__RECORDS SUPPLIED__
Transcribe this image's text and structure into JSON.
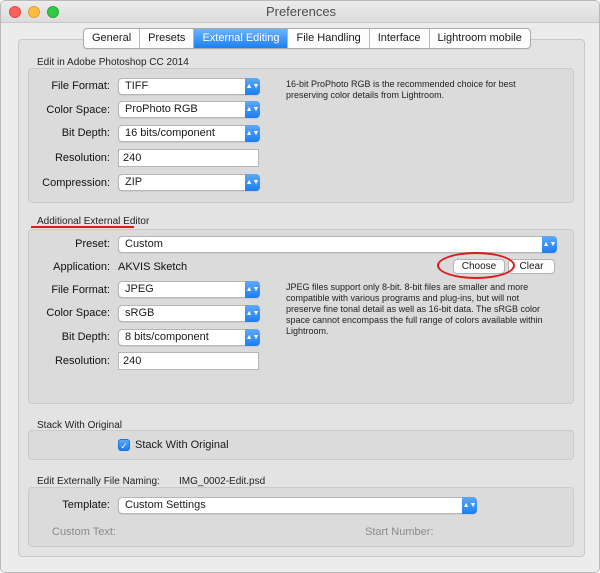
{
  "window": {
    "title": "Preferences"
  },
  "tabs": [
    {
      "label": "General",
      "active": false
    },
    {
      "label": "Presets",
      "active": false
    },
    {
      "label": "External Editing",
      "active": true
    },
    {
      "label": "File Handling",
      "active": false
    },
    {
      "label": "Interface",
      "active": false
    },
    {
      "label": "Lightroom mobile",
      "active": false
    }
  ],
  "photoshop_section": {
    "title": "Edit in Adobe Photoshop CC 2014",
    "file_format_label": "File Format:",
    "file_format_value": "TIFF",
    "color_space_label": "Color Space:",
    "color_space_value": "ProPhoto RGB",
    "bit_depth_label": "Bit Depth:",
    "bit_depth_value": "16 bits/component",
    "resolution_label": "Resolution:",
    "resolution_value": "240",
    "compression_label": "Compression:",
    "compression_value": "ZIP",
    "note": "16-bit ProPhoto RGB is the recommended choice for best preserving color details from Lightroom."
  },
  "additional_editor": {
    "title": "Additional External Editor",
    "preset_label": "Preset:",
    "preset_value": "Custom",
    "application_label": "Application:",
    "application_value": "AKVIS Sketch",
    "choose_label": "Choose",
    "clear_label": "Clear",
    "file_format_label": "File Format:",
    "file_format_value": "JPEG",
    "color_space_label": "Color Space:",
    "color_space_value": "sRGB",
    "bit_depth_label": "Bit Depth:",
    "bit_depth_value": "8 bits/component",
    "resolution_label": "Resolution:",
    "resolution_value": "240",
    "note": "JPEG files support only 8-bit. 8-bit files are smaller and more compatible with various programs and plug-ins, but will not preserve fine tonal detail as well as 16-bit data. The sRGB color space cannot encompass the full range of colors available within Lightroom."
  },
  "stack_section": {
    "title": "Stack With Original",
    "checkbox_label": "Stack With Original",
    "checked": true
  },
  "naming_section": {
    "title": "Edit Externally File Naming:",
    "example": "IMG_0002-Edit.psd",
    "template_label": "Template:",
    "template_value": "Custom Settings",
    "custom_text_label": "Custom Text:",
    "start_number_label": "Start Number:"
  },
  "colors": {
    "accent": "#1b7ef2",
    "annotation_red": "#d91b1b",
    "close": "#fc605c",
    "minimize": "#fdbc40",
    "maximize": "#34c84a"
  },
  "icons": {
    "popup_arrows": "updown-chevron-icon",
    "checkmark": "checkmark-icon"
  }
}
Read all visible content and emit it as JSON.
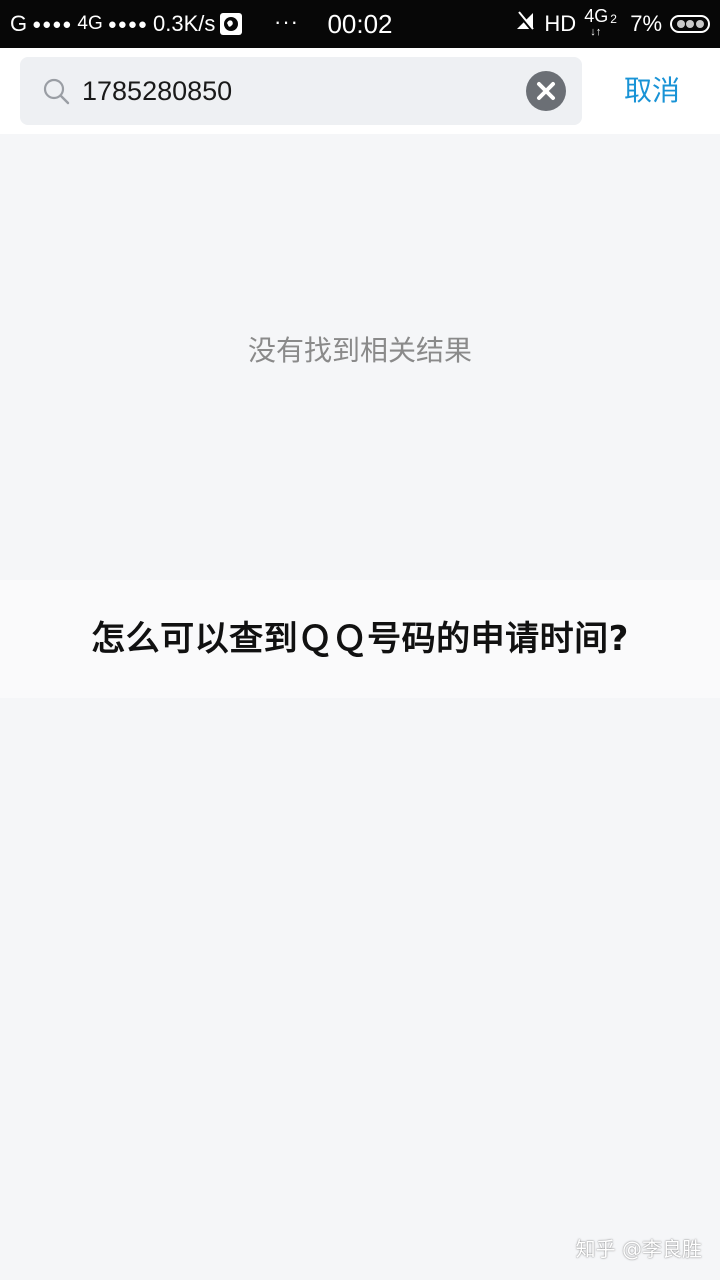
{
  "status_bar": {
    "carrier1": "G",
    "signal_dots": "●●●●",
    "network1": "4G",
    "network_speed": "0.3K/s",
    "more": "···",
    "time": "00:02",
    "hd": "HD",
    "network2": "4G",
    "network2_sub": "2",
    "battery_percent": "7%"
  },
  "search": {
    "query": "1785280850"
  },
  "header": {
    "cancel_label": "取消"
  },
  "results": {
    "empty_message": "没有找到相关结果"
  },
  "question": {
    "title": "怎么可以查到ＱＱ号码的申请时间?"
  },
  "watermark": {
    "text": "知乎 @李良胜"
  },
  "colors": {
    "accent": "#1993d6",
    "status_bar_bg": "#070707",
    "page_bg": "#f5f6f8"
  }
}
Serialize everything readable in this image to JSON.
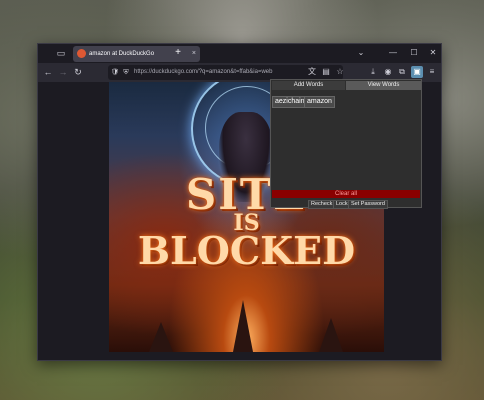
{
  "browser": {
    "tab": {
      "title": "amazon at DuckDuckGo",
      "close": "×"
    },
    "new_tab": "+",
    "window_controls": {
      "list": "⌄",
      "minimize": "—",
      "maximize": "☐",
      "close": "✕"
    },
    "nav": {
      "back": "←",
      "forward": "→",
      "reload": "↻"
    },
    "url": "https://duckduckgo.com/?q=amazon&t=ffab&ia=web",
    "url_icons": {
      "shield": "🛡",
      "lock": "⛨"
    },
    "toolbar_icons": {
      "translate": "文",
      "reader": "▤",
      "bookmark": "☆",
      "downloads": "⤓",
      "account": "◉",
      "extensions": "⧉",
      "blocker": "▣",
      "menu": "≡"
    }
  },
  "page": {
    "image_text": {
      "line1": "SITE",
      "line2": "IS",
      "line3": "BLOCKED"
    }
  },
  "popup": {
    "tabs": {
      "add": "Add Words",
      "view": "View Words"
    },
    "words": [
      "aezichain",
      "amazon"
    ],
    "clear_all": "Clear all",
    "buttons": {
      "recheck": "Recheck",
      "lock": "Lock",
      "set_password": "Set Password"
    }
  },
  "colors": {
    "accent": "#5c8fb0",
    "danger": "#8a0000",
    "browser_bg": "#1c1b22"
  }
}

__PROBLEM TO WORK ON__
Give the count of lines holding the word "component", with no other words.

__RESPONSE__
2